===== Record extracts

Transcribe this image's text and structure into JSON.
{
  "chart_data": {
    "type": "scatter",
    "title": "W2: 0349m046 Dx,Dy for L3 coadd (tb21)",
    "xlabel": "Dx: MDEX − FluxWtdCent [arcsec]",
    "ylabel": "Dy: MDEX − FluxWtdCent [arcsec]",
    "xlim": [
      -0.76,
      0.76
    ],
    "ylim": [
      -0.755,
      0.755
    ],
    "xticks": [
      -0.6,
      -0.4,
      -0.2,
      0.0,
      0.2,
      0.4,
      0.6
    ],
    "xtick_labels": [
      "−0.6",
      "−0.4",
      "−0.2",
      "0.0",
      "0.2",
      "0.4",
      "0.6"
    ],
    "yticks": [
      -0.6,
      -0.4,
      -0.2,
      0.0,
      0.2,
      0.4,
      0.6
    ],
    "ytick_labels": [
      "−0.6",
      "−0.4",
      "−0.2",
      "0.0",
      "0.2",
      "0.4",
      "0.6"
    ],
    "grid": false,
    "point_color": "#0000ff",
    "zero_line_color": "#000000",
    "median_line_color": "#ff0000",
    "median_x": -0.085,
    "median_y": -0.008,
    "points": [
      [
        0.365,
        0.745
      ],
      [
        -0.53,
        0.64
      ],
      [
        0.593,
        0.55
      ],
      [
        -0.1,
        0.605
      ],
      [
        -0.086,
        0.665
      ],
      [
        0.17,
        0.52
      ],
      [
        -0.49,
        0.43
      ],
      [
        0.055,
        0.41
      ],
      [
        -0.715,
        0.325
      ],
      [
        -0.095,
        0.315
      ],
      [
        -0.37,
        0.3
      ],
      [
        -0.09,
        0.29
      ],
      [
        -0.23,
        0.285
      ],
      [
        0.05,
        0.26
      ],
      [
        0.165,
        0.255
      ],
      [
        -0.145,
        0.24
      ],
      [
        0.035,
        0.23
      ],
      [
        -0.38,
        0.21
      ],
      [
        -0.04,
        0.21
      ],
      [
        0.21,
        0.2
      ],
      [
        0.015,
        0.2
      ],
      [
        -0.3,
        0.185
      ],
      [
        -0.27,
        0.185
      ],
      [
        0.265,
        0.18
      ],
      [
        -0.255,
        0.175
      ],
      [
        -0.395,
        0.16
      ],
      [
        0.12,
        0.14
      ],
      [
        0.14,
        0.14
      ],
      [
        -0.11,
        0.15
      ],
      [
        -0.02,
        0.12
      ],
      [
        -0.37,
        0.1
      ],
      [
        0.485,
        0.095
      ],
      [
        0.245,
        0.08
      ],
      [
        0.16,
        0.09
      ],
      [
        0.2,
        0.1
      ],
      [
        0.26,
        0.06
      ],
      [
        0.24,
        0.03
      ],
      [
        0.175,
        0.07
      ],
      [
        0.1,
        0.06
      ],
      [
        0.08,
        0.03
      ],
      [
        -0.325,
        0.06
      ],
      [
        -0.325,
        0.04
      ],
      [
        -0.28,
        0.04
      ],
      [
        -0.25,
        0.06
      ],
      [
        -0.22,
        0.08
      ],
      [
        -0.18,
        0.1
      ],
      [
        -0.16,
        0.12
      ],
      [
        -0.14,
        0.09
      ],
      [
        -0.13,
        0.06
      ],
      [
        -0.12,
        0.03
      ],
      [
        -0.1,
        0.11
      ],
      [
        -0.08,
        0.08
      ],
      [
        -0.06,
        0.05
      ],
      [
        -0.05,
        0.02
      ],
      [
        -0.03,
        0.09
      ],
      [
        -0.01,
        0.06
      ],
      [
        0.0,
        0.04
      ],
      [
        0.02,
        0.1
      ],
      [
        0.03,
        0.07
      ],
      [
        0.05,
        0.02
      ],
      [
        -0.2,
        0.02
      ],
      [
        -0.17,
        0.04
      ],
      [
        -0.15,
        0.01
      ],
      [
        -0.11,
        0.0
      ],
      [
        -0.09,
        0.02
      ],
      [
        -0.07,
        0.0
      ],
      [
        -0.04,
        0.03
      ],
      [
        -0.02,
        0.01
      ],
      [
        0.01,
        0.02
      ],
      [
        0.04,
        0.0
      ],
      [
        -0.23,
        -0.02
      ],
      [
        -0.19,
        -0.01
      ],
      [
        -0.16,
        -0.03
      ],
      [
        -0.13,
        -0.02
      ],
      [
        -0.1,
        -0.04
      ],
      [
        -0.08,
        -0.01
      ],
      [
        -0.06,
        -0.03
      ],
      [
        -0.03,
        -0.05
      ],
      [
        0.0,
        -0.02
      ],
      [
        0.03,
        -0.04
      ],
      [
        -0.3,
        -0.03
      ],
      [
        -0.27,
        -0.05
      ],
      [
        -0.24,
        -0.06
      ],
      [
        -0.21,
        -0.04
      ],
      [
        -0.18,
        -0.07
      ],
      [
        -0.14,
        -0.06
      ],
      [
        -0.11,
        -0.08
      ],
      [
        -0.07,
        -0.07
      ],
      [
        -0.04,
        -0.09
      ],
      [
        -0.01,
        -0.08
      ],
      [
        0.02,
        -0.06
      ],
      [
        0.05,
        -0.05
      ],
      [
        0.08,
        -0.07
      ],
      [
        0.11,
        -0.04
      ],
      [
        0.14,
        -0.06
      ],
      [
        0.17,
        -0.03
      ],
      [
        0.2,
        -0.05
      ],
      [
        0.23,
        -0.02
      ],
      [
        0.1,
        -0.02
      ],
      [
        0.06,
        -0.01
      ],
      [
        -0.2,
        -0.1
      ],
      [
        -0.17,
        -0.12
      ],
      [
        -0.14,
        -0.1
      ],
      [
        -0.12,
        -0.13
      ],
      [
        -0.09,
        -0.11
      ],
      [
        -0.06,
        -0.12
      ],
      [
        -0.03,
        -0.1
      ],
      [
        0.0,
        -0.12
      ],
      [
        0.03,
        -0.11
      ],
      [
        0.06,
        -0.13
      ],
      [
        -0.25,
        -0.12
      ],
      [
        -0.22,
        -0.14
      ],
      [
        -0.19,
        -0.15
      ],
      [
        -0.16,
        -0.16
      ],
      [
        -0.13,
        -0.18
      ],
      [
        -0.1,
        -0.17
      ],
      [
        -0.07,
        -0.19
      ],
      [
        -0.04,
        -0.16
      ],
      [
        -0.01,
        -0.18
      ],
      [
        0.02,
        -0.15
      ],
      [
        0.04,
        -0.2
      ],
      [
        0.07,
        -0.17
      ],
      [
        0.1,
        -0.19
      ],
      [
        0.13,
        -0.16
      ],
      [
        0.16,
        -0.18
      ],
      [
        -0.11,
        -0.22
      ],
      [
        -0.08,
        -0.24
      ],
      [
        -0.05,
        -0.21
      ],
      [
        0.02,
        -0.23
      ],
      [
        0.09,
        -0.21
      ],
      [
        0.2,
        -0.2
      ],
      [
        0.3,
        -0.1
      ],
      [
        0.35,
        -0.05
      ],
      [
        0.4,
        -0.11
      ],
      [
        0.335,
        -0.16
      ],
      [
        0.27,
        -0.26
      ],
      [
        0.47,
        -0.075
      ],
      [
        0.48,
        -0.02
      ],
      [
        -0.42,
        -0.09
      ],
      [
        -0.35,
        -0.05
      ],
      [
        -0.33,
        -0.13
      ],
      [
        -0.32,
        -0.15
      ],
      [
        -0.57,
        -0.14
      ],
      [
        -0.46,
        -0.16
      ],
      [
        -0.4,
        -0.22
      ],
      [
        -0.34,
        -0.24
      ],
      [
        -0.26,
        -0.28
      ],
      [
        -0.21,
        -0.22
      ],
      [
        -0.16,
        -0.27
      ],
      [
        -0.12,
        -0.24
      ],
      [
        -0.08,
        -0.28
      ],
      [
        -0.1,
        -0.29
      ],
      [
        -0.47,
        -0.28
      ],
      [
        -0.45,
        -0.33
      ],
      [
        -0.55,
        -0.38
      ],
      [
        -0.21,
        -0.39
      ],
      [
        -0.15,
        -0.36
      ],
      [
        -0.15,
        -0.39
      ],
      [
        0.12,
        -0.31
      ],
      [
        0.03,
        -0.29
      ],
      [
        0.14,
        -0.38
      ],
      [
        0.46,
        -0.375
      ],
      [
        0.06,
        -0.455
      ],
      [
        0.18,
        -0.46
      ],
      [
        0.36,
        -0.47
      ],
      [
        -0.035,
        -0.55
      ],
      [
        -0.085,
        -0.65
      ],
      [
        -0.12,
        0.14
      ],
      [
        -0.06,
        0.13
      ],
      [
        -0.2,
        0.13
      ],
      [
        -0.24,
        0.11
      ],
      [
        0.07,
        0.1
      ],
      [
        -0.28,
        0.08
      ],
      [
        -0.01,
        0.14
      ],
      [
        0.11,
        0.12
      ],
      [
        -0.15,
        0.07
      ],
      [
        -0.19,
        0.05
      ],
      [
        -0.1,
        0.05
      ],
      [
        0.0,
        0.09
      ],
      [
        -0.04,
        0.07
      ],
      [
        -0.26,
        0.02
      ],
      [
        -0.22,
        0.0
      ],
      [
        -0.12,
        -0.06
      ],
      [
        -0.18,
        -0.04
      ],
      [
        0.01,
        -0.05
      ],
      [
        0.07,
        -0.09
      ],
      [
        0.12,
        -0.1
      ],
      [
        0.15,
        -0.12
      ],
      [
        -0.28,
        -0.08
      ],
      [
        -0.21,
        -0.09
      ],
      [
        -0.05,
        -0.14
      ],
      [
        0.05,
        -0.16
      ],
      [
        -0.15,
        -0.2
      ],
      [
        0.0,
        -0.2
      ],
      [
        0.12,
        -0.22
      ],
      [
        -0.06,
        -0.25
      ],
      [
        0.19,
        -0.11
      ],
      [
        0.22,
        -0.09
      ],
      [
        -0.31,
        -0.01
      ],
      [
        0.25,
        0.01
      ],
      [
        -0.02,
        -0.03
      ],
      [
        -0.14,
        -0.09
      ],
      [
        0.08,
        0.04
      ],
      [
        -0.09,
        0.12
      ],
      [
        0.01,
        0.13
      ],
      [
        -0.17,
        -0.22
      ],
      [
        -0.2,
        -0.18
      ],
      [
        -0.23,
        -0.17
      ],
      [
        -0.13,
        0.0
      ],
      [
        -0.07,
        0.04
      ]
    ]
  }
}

==========

> _Exercise aim_: Extract each line holding the word "arcsec" from the records.

> _Output below_:
    "xlabel": "Dx: MDEX − FluxWtdCent [arcsec]",
    "ylabel": "Dy: MDEX − FluxWtdCent [arcsec]",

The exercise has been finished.